Task data:
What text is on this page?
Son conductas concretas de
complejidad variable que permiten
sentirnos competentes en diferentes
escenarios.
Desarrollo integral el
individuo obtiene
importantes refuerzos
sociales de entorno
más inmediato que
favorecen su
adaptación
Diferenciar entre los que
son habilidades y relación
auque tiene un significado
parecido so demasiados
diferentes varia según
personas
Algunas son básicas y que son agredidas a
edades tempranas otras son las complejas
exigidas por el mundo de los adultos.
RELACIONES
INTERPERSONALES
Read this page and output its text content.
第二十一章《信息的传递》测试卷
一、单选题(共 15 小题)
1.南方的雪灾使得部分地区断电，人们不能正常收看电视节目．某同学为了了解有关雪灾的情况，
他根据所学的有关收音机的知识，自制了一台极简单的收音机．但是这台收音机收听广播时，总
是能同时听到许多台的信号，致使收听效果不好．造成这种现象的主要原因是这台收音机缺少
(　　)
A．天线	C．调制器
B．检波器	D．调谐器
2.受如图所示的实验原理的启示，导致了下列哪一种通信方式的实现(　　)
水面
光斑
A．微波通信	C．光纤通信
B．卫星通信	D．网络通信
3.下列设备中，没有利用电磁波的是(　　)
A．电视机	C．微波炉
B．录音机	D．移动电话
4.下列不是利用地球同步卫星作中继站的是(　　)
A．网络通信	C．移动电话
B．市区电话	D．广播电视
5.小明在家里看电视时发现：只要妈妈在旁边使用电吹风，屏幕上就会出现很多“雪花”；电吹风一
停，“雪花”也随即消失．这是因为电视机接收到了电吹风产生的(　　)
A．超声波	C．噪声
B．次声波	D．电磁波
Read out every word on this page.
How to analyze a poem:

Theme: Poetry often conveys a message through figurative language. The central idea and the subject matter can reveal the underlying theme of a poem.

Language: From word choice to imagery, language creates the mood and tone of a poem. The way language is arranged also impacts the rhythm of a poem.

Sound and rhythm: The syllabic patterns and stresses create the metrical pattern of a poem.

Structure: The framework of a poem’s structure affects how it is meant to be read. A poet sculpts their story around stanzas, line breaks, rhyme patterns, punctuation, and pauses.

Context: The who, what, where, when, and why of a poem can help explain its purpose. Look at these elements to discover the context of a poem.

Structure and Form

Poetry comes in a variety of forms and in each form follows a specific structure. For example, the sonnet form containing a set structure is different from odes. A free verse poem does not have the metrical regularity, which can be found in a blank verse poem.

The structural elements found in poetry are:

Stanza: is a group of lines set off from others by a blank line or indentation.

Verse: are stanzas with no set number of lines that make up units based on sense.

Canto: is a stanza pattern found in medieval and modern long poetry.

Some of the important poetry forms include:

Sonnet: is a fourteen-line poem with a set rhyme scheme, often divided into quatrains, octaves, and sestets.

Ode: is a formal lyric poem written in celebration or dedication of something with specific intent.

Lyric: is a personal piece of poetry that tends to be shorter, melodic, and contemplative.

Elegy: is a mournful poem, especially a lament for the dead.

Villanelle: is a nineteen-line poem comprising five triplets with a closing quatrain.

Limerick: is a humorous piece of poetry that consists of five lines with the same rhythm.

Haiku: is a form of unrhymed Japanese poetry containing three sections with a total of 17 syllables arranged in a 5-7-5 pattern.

Task requirements:
Report the number of lines in the listing above that include the word "arranged", and nothing else.

Worked answer:
2